** Start DATA FOR THE TASK **

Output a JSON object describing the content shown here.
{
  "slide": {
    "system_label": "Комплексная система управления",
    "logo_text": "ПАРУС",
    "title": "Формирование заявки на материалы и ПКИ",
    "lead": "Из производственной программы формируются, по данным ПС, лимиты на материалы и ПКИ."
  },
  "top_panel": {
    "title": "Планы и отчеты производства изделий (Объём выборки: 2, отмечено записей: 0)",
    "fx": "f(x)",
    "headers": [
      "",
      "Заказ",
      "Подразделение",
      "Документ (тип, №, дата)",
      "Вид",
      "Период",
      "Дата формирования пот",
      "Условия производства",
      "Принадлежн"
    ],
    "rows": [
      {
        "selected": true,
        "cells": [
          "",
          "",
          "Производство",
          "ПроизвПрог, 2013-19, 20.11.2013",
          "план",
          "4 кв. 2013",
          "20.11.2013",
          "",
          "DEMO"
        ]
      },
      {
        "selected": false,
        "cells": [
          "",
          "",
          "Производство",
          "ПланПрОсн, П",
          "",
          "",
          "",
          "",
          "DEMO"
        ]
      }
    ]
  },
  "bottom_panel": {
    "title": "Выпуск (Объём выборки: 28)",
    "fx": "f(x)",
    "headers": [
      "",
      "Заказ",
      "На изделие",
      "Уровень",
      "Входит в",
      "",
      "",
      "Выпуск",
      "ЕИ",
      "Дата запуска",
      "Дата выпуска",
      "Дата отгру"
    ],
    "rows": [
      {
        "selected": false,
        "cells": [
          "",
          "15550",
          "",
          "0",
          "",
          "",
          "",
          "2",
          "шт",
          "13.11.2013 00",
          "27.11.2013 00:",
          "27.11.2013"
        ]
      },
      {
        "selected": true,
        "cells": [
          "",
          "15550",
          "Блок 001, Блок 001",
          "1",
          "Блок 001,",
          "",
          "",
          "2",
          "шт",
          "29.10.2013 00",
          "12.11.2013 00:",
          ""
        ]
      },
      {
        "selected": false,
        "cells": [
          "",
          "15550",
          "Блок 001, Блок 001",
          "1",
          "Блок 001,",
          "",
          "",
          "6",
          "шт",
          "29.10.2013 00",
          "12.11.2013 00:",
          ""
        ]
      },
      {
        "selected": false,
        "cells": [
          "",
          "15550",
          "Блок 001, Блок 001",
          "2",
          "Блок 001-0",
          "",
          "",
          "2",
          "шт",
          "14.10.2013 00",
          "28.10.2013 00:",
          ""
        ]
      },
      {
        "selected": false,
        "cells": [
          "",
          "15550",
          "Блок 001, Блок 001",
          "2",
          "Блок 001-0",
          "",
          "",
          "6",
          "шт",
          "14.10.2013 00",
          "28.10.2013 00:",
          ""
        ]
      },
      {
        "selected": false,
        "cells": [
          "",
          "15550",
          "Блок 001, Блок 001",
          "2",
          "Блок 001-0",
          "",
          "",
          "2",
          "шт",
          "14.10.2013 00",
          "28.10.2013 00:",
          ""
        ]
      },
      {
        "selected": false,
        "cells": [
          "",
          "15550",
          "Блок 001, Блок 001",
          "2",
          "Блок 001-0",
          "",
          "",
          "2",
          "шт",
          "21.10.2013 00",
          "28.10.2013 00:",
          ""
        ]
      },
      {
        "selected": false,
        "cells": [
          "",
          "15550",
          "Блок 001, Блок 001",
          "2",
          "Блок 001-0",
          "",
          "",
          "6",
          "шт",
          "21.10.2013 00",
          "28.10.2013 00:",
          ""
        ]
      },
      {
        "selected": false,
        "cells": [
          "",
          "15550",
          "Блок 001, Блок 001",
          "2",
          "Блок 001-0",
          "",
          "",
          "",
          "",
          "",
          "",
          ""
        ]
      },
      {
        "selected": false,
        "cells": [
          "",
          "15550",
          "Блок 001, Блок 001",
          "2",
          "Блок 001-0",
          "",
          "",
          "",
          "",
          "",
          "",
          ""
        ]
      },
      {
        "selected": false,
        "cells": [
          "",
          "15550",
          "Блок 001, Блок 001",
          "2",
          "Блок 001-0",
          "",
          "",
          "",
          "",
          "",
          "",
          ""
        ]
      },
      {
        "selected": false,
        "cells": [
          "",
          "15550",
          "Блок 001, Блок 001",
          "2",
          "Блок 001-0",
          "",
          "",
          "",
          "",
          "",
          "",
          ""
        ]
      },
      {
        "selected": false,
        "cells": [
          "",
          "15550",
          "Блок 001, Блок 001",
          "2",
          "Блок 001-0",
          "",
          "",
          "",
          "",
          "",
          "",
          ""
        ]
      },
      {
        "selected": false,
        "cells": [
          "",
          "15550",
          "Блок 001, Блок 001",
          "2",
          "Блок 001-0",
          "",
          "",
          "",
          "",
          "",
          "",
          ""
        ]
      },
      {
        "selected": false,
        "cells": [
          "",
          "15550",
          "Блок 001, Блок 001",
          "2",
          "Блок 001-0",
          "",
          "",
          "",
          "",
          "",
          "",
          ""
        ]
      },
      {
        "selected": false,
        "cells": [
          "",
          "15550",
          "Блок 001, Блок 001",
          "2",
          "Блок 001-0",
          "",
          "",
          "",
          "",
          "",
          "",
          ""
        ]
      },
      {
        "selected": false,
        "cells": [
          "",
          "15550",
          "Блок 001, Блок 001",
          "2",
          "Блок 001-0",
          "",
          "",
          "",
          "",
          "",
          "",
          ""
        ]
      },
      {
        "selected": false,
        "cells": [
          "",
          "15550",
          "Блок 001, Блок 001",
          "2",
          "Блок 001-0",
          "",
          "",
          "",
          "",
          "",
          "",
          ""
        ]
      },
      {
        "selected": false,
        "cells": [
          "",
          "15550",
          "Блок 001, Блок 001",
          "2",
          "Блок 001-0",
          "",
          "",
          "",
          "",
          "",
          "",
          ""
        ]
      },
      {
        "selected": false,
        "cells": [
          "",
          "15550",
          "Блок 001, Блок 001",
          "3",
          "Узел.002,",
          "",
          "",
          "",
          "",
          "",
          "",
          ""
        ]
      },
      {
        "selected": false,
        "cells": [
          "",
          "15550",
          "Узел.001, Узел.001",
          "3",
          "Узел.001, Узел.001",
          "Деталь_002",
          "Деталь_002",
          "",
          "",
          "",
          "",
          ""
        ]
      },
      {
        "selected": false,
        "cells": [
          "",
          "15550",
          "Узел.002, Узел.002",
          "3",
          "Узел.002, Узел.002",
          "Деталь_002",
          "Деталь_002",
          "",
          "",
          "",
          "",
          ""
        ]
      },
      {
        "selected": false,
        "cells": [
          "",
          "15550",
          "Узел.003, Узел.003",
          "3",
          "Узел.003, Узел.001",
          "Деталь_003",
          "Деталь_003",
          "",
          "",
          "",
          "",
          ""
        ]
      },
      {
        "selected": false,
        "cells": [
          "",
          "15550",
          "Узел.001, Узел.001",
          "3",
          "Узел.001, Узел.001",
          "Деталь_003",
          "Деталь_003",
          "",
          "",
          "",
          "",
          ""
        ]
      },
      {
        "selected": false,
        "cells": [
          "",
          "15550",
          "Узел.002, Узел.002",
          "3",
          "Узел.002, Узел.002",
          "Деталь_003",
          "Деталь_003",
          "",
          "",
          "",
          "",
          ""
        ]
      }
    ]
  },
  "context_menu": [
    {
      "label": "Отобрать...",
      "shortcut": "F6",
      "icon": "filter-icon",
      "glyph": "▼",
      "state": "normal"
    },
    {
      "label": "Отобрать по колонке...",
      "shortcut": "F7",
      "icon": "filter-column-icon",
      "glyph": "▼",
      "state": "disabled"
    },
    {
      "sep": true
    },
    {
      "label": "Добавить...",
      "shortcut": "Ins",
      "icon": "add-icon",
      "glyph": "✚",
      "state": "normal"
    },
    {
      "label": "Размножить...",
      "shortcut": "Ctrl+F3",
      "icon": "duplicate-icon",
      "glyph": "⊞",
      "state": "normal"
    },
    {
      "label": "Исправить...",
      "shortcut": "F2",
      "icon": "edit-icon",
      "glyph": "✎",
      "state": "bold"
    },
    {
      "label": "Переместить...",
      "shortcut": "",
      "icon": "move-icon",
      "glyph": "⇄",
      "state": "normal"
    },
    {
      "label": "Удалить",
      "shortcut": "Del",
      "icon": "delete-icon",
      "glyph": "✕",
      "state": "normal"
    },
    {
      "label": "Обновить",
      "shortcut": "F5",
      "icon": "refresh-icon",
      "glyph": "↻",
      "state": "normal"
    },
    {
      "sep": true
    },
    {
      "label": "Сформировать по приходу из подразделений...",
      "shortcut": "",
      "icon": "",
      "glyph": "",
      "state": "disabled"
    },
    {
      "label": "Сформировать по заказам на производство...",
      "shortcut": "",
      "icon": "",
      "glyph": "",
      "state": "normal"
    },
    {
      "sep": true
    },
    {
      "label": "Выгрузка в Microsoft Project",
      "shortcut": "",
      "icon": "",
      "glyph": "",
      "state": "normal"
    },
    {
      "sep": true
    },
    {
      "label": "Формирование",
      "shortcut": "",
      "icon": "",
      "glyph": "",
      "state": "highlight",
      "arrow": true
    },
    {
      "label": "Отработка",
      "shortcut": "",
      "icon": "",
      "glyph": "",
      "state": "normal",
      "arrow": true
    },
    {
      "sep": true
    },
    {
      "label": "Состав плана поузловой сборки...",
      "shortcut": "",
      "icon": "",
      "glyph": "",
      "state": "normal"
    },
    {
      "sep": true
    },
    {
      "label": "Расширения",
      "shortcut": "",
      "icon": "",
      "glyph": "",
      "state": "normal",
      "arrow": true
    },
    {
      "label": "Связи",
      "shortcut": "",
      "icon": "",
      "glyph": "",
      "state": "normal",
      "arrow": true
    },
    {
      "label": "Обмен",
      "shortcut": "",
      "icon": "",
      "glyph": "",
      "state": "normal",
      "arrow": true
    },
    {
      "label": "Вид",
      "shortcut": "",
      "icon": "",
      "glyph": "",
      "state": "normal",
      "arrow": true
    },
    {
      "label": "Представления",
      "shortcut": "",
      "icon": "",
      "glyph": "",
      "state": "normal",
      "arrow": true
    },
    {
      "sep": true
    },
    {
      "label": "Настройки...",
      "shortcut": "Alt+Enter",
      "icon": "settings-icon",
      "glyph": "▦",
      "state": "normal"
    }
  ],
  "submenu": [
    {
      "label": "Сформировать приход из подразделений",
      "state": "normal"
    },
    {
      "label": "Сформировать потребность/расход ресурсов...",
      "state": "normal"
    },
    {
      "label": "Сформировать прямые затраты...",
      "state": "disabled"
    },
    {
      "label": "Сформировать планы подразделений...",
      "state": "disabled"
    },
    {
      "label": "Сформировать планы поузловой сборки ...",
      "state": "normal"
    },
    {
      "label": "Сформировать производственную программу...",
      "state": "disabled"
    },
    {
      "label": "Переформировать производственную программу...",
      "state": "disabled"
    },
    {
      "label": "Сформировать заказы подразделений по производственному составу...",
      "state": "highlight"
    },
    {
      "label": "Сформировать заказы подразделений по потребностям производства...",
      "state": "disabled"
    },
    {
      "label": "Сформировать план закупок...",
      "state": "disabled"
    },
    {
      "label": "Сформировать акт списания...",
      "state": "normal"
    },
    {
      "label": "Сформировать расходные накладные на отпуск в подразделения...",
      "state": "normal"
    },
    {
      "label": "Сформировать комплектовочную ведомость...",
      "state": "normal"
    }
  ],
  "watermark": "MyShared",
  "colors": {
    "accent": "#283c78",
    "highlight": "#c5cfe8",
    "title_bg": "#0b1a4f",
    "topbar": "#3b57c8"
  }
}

** End DATA FOR THE TASK **

* **CHALLENGE**: Locate all lines in the listing above with the word "Формирование" and copy them.

* **SOLUTION TO THIS PROBLEM**:
    "title": "Формирование заявки на материалы и ПКИ",
      "label": "Формирование",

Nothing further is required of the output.